GOAL OF THE EXERCISE: Check the listing below line by line and report how many lines hold "Studio", with no other words.

SOURCE RECORDS:
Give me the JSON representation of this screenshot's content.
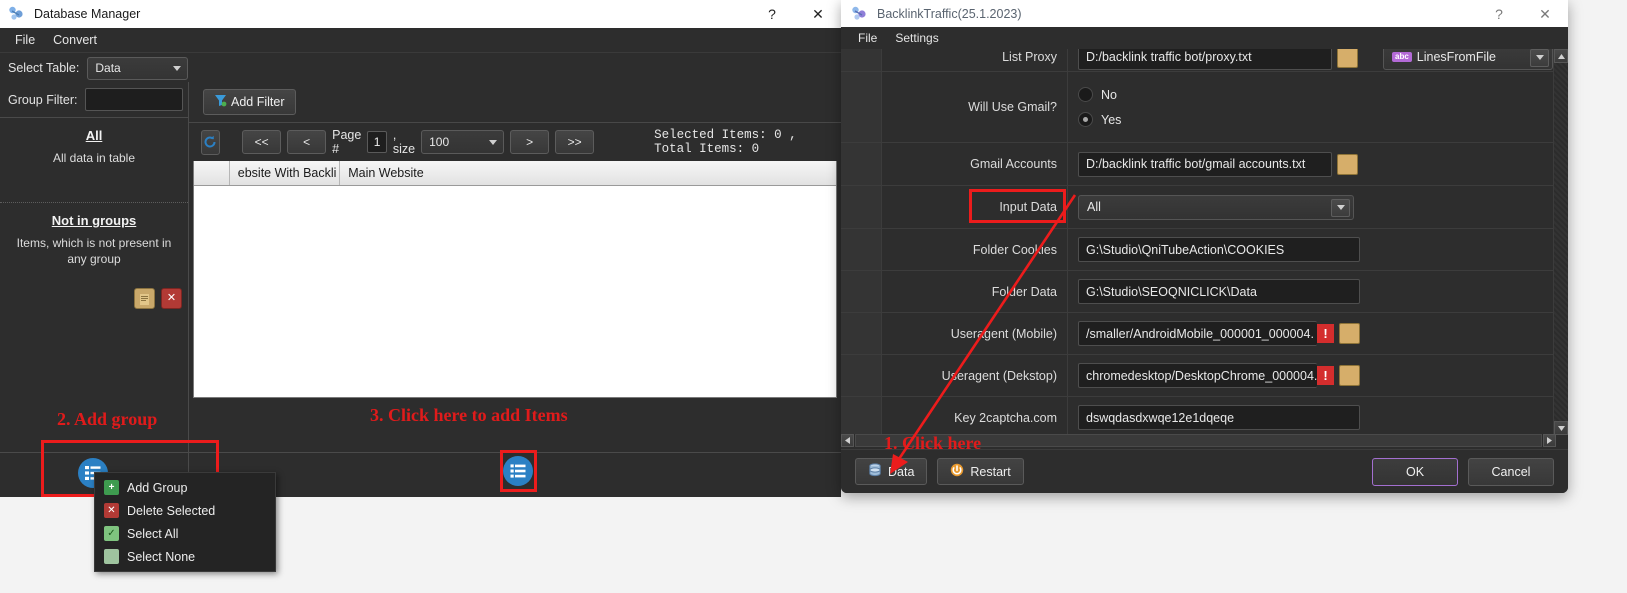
{
  "left_window": {
    "title": "Database Manager",
    "titlebar_buttons": [
      {
        "name": "help",
        "glyph": "?"
      },
      {
        "name": "close",
        "glyph": "✕"
      }
    ],
    "menu": [
      "File",
      "Convert"
    ],
    "select_table": {
      "label": "Select Table:",
      "value": "Data"
    },
    "group_filter": {
      "label": "Group Filter:",
      "value": "",
      "placeholder": ""
    },
    "groups": [
      {
        "title": "All",
        "description": "All data in table"
      },
      {
        "title": "Not in groups",
        "description": "Items, which is not present in any group"
      }
    ],
    "group_actions": [
      {
        "name": "edit-group",
        "glyph": ""
      },
      {
        "name": "delete-group",
        "glyph": "✕"
      }
    ],
    "toolbar": {
      "add_filter": "Add Filter",
      "refresh_icon": "↻"
    },
    "pagination": {
      "first": "<<",
      "prev": "<",
      "page_label": "Page #",
      "page_value": "1",
      "size_label": ", size",
      "size_value": "100",
      "next": ">",
      "last": ">>",
      "counts": "Selected Items: 0  ,  Total Items: 0"
    },
    "table": {
      "columns": [
        "",
        "ebsite With Backli",
        "Main Website"
      ],
      "rows": []
    },
    "add_group_button_icon": "list-add-icon",
    "add_items_button_icon": "list-items-icon"
  },
  "context_menu": {
    "items": [
      {
        "label": "Add Group",
        "icon": "plus-circle-icon",
        "color": "#3e9b4f"
      },
      {
        "label": "Delete Selected",
        "icon": "red-x-icon",
        "color": "#b23a35"
      },
      {
        "label": "Select All",
        "icon": "checked-grid-icon",
        "color": "#4f9a4f"
      },
      {
        "label": "Select None",
        "icon": "empty-grid-icon",
        "color": "#6f9a6f"
      }
    ]
  },
  "annotations": [
    {
      "id": "step2",
      "text": "2. Add group"
    },
    {
      "id": "step3",
      "text": "3. Click here to add Items"
    },
    {
      "id": "step1",
      "text": "1. Click here"
    }
  ],
  "right_window": {
    "title": "BacklinkTraffic(25.1.2023)",
    "titlebar_buttons": [
      {
        "name": "help",
        "glyph": "?"
      },
      {
        "name": "close",
        "glyph": "✕"
      }
    ],
    "menu": [
      "File",
      "Settings"
    ],
    "properties": [
      {
        "label": "List Proxy",
        "type": "path",
        "value": "D:/backlink traffic bot/proxy.txt",
        "has_folder_button": true,
        "extra_combo": "LinesFromFile",
        "extra_combo_tag": "abc"
      },
      {
        "label": "Will Use Gmail?",
        "type": "radio",
        "options": [
          "No",
          "Yes"
        ],
        "selected": "Yes"
      },
      {
        "label": "Gmail Accounts",
        "type": "path",
        "value": "D:/backlink traffic bot/gmail accounts.txt",
        "has_folder_button": true
      },
      {
        "label": "Input Data",
        "type": "combo",
        "value": "All",
        "highlighted": true
      },
      {
        "label": "Folder Cookies",
        "type": "text",
        "value": "G:\\Studio\\QniTubeAction\\COOKIES"
      },
      {
        "label": "Folder Data",
        "type": "text",
        "value": "G:\\Studio\\SEOQNICLICK\\Data"
      },
      {
        "label": "Useragent (Mobile)",
        "type": "path",
        "value": "/smaller/AndroidMobile_000001_000004.",
        "has_warning": true,
        "warning_glyph": "!",
        "has_folder_button": true
      },
      {
        "label": "Useragent (Dekstop)",
        "type": "path",
        "value": "chromedesktop/DesktopChrome_000004.",
        "has_warning": true,
        "warning_glyph": "!",
        "has_folder_button": true
      },
      {
        "label": "Key 2captcha.com",
        "type": "text",
        "value": "dswqdasdxwqe12e1dqeqe"
      }
    ],
    "footer": {
      "data_button": "Data",
      "restart_button": "Restart",
      "ok_button": "OK",
      "cancel_button": "Cancel"
    }
  },
  "colors": {
    "accent_blue": "#2b80c4",
    "annotation_red": "#e01b1b",
    "highlight_red": "#ec1c1c",
    "window_bg": "#2d2d2d",
    "ok_border_purple": "#a36fd0"
  }
}
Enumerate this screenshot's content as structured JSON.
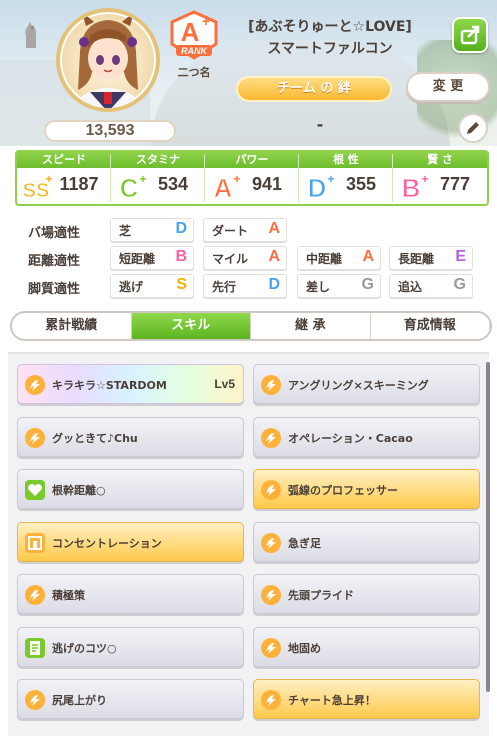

FINAL ANSWER: 2